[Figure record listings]

· · · · ·

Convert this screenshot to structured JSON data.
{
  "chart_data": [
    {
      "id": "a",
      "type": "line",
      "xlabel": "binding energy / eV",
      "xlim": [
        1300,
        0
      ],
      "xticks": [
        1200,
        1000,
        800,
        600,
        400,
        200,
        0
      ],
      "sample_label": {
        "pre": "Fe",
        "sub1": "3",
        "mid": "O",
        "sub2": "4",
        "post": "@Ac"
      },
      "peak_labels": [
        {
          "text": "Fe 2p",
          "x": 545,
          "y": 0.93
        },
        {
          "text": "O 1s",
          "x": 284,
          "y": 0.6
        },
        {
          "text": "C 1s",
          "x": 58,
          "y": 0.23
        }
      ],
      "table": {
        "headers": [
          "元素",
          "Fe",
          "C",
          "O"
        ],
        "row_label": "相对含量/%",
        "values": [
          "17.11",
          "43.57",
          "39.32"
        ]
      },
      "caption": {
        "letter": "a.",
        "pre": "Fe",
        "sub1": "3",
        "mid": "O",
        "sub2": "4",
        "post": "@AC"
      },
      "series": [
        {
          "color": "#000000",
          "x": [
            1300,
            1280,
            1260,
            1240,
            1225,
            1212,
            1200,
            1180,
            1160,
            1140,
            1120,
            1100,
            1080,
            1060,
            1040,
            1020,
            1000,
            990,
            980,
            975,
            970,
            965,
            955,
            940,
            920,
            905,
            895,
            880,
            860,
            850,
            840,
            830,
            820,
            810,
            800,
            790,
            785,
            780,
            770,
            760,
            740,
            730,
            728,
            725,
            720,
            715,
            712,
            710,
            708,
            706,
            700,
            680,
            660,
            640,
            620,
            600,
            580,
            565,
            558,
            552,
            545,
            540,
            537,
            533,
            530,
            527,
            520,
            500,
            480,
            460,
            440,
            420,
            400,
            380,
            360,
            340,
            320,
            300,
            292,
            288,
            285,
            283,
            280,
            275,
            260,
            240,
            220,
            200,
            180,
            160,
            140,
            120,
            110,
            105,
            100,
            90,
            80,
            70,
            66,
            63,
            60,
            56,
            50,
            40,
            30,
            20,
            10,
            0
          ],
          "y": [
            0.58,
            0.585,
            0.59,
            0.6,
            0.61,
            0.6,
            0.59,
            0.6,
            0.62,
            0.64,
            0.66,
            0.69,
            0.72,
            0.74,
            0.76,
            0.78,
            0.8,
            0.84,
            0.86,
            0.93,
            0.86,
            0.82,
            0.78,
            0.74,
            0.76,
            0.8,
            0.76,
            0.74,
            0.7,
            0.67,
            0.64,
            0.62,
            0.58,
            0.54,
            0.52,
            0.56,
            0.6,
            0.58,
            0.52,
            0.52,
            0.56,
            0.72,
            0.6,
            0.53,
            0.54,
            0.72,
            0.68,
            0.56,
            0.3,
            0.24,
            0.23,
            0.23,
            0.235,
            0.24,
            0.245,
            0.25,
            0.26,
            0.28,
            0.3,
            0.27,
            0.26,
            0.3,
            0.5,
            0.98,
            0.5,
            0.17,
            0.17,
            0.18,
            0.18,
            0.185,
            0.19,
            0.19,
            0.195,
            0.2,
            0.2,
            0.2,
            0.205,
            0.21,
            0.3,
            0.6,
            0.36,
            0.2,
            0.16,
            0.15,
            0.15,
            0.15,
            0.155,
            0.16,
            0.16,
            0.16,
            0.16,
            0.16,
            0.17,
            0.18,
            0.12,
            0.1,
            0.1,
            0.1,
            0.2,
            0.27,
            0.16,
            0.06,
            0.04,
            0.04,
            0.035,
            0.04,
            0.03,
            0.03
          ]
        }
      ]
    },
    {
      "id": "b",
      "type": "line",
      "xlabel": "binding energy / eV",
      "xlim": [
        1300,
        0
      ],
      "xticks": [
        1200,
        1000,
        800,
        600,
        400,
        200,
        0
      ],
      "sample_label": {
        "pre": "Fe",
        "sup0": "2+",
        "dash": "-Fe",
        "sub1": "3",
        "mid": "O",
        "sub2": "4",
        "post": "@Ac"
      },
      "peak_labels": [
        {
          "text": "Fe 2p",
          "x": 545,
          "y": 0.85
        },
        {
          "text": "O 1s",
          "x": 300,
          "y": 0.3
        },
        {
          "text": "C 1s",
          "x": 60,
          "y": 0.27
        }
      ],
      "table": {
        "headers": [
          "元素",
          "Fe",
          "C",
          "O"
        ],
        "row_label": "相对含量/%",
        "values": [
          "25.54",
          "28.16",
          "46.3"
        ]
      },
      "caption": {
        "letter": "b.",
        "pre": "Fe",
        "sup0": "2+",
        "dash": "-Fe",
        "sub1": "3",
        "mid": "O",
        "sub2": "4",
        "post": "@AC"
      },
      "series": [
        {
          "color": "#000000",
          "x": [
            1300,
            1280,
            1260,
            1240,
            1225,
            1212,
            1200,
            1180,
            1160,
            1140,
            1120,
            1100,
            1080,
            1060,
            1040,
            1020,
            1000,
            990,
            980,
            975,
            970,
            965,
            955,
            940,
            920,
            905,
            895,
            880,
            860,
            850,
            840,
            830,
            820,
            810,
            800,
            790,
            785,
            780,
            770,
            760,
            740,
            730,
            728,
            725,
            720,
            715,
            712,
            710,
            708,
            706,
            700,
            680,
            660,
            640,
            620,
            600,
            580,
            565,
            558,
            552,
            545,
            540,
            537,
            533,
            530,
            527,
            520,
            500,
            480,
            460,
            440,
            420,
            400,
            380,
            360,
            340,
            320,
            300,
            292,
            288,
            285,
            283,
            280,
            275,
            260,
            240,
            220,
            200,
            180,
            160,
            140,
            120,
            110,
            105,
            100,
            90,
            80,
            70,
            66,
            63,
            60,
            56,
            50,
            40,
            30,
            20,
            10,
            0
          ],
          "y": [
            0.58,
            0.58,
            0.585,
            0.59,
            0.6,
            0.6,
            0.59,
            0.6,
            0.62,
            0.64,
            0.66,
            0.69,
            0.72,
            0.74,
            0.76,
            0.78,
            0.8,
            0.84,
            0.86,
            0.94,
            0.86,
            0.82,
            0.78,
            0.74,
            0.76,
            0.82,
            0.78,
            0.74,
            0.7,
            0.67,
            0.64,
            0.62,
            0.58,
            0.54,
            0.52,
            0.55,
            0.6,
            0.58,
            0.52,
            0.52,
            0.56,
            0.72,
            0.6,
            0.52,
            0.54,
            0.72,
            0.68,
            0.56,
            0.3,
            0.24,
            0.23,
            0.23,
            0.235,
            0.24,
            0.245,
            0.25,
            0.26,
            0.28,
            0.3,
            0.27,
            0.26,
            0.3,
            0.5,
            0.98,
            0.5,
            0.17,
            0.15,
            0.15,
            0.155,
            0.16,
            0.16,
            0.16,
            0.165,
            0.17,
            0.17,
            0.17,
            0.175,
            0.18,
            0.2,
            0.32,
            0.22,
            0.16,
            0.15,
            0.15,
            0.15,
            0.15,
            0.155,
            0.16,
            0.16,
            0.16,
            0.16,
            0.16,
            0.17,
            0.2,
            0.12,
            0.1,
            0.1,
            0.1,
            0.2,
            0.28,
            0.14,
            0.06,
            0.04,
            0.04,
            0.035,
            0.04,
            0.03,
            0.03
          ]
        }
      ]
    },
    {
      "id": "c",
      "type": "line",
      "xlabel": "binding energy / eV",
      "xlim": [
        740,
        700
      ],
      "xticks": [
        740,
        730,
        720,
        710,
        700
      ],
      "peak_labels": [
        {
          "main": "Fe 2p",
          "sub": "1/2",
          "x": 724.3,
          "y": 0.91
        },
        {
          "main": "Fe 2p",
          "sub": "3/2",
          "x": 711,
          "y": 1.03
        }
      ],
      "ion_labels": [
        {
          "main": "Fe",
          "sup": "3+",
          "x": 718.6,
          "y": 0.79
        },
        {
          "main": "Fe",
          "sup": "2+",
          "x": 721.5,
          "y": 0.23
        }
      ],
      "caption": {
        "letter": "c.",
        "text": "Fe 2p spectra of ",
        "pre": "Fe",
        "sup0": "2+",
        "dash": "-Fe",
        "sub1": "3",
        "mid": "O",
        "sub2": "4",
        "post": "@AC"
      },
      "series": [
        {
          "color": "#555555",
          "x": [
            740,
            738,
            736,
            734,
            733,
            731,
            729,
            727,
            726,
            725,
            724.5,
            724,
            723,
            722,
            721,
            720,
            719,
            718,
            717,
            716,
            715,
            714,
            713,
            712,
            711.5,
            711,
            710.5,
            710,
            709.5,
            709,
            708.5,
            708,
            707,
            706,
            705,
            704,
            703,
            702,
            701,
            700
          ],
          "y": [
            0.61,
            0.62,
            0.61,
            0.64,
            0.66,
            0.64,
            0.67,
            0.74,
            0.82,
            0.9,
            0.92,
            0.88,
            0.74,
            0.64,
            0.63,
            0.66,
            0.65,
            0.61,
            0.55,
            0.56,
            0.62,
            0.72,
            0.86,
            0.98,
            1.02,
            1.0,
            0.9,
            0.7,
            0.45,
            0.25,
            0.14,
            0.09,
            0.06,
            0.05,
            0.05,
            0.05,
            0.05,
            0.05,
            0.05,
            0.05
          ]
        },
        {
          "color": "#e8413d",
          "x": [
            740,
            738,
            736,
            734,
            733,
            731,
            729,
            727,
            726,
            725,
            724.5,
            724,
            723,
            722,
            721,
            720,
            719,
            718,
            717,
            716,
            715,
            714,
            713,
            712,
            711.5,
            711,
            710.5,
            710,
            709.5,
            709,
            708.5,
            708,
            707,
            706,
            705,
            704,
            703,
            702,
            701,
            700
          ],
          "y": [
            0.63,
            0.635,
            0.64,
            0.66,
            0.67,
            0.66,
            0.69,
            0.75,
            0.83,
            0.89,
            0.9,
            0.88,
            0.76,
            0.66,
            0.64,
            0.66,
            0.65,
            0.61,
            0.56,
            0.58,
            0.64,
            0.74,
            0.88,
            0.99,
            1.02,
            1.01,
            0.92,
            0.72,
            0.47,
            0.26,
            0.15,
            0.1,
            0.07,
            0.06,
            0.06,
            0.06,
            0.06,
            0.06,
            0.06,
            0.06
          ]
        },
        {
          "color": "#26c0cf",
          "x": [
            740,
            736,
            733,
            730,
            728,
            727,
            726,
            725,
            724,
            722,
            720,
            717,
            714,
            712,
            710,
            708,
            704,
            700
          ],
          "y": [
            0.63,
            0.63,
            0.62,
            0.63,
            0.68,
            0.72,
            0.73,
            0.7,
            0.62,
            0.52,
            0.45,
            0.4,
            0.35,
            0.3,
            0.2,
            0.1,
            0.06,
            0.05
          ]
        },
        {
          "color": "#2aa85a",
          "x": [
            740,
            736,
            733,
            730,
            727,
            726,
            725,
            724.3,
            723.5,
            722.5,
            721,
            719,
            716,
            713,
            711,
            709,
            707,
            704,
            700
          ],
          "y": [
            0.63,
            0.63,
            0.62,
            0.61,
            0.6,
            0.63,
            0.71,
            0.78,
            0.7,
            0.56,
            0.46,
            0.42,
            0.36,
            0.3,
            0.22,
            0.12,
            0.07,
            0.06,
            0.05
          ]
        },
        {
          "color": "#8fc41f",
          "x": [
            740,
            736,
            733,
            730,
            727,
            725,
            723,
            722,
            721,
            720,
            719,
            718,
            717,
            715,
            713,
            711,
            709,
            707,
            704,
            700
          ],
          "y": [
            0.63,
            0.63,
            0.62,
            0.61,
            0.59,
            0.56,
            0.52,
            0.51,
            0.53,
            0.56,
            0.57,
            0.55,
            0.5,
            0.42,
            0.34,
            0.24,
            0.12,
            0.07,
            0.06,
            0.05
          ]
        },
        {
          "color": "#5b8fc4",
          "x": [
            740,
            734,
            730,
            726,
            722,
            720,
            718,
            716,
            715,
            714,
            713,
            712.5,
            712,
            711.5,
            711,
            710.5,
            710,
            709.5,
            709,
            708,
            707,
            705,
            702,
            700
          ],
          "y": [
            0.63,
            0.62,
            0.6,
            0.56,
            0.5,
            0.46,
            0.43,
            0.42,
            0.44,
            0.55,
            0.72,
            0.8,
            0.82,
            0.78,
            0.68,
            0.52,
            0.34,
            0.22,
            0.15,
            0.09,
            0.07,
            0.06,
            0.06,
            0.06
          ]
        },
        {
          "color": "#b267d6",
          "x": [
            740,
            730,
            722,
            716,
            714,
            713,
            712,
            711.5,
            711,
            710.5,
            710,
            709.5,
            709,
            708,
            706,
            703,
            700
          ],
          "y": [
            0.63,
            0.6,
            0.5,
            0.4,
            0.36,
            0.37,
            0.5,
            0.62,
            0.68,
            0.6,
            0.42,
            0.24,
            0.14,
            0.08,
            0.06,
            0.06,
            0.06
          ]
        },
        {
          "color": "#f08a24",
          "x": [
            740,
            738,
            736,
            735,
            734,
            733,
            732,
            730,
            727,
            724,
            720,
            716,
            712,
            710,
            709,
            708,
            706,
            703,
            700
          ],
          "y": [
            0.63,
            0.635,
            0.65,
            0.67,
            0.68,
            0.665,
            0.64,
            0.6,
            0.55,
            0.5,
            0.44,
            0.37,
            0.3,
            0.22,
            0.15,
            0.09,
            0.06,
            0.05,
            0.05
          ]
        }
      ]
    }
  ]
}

· · · · ·

Copy out every line of the material above that mentions the word "color".

          "color": "#000000",
          "color": "#000000",
          "color": "#555555",
          "color": "#e8413d",
          "color": "#26c0cf",
          "color": "#2aa85a",
          "color": "#8fc41f",
          "color": "#5b8fc4",
          "color": "#b267d6",
          "color": "#f08a24",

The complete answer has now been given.